== Reading passage ==
»»
On July 5, 1880, future playwright George Bernard Shaw quits
his job at the Edison Telephone Company in order to write. Shaw was born in
Dublin, Ireland, and left school at the age of 14 to work in a land agent's
office. In 1876, he quit and moved to London, where his mother, a music
teacher, had settled. He worked various jobs while trying to write plays. He
began publishing book reviews and art and music criticism in 1885. Meanwhile,
he became a committed reformer and an active force in the newly established
Fabian Society, a group of middle-class socialists.
His first play, Widowers' House, was produced in
1892. His second play, Mrs. Warren's Profession, was banned in Britain
because of its frank dealing with prostitution. In 1905, when the play was
performed in the U.S., police shut it down after one performance and jailed the
actors and producers. The courts soon ruled that the show could re-open.
Although some private productions were held, the show wasn't legally performed
in Britain until 1926. In 1895, Shaw became the theater critic for the Saturday
Review, and his reviews during the next several years helped shape the
development of drama. In 1898, he published Plays Pleasant and Unpleasant,
which contained Arms and the Man, The Man of Destiny, and other dramas.
««
== List of tasks ==
- A) For each statement, answer yes or no according to the passage on George Bernard Shaw, and quote the words from the passage that decide it: (i) Shaw left school at 14 to work in a land agent's office; (ii) Mrs. Warren's Profession was first legally performed in Britain in 1905; (iii) Shaw became the theater critic for the Saturday Review in 1895.
- B) Present the lines of the rows as a Markdown table with columns n and Line, starting at the line containing "point: [187, 133, 193, 139]" and ending at the line containing "grid-line: [158, 165, 323, 166]", both included. Number each line and leave out any blank ones.
The text and the rows were taken from unrelated sources.

== Exercise material ==
»»
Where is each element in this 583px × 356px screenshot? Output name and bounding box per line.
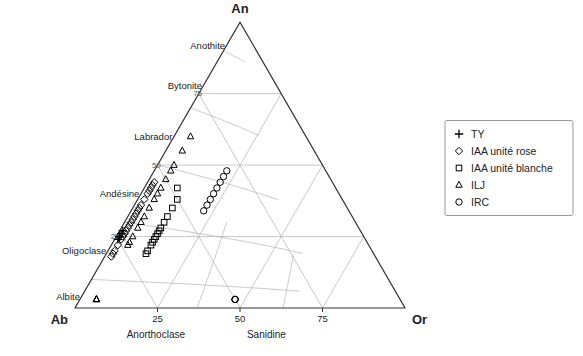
point: [187, 133, 193, 139]
point: [171, 161, 177, 167]
point: [179, 147, 185, 153]
point: [93, 296, 99, 302]
grid-line: [323, 237, 364, 308]
tick-label: 75: [317, 313, 328, 324]
corner-label: An: [231, 1, 248, 16]
legend-label: IAA unité blanche: [471, 162, 553, 174]
grid-line: [158, 165, 323, 166]
field-label: Andésine: [100, 188, 140, 199]
grid-line: [240, 165, 323, 308]
grid-line: [199, 94, 323, 308]
legend-label: IRC: [471, 196, 490, 208]
point: [163, 176, 169, 182]
legend-frame: [445, 121, 573, 216]
point: [201, 208, 207, 214]
point: [151, 196, 157, 202]
field-label: Anothite: [190, 40, 225, 51]
boundary-curve: [191, 108, 259, 135]
chart: AnAbOrAnothiteBytoniteLabradorAndésineOl…: [0, 0, 583, 356]
legend-symbol: [455, 147, 462, 154]
point: [93, 296, 99, 302]
point: [175, 197, 181, 203]
grid: [92, 51, 364, 308]
point: [161, 219, 167, 225]
legend-symbol: [455, 130, 463, 138]
point: [130, 233, 136, 239]
legend-symbol: [456, 199, 462, 205]
corner-label: Ab: [51, 312, 68, 327]
boundary-curve: [125, 222, 303, 253]
grid-line: [158, 94, 282, 308]
point: [175, 185, 181, 191]
series: [108, 179, 158, 261]
point: [108, 253, 115, 260]
legend-label: IAA unité rose: [471, 145, 537, 157]
tick: [240, 308, 241, 312]
field-label: Oligoclase: [62, 245, 106, 256]
point: [170, 205, 176, 211]
boundary-curve: [283, 255, 293, 308]
point: [232, 296, 238, 302]
points: [93, 133, 238, 303]
point: [146, 204, 152, 210]
legend-symbol: [456, 165, 462, 171]
legend-label: TY: [471, 128, 484, 140]
boundary-curve: [158, 165, 278, 200]
point: [125, 241, 131, 247]
tick-label: 25: [152, 313, 163, 324]
point: [168, 167, 174, 173]
annotation: Anorthoclase: [127, 329, 186, 340]
grid-line: [116, 237, 157, 308]
point: [232, 296, 238, 302]
labels: AnAbOrAnothiteBytoniteLabradorAndésineOl…: [51, 1, 428, 340]
field-label: Albite: [56, 291, 80, 302]
triangle-frame: [75, 22, 405, 308]
point: [148, 242, 154, 248]
point: [158, 184, 164, 190]
point: [138, 219, 144, 225]
grid-line: [199, 93, 282, 94]
boundary-curve: [224, 51, 246, 62]
legend: TY IAA unité rose IAA unité blanche ILJ IRC: [445, 121, 573, 216]
boundary-curve: [197, 222, 227, 308]
corner-label: Or: [412, 312, 427, 327]
tick: [157, 308, 158, 312]
iso-label: 50: [152, 161, 161, 170]
field-label: Labrador: [134, 131, 172, 142]
series: [93, 133, 193, 302]
point: [154, 190, 160, 196]
tick-label: 50: [235, 313, 246, 324]
point: [135, 224, 141, 230]
point: [165, 214, 171, 220]
point: [93, 296, 99, 302]
legend-symbol: [456, 181, 462, 187]
iso-label: 75: [193, 89, 202, 98]
tick: [322, 308, 323, 312]
annotation: Sanidine: [247, 329, 286, 340]
boundary-curve: [92, 279, 300, 291]
series: [201, 168, 239, 303]
point: [141, 213, 147, 219]
point: [232, 296, 238, 302]
legend-label: ILJ: [471, 179, 485, 191]
series: [143, 185, 180, 256]
point: [143, 251, 149, 257]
««
== Solutions in order ==
- A)
(i) Yes: "left school at the age of 14 to work in a land agent's office"
(ii) No: "the show wasn't legally performed in Britain until 1926"
(iii) Yes: "In 1895, Shaw became the theater critic for the Saturday Review"

- B)
| n | Line |
|---|---|
| 1 | point: [187, 133, 193, 139] |
| 2 | point: [171, 161, 177, 167] |
| 3 | point: [179, 147, 185, 153] |
| 4 | point: [93, 296, 99, 302] |
| 5 | grid-line: [323, 237, 364, 308] |
| 6 | tick-label: 75: [317, 313, 328, 324] |
| 7 | corner-label: An: [231, 1, 248, 16] |
| 8 | legend-label: IAA unité blanche: [471, 162, 553, 174] |
| 9 | grid-line: [158, 165, 323, 166] |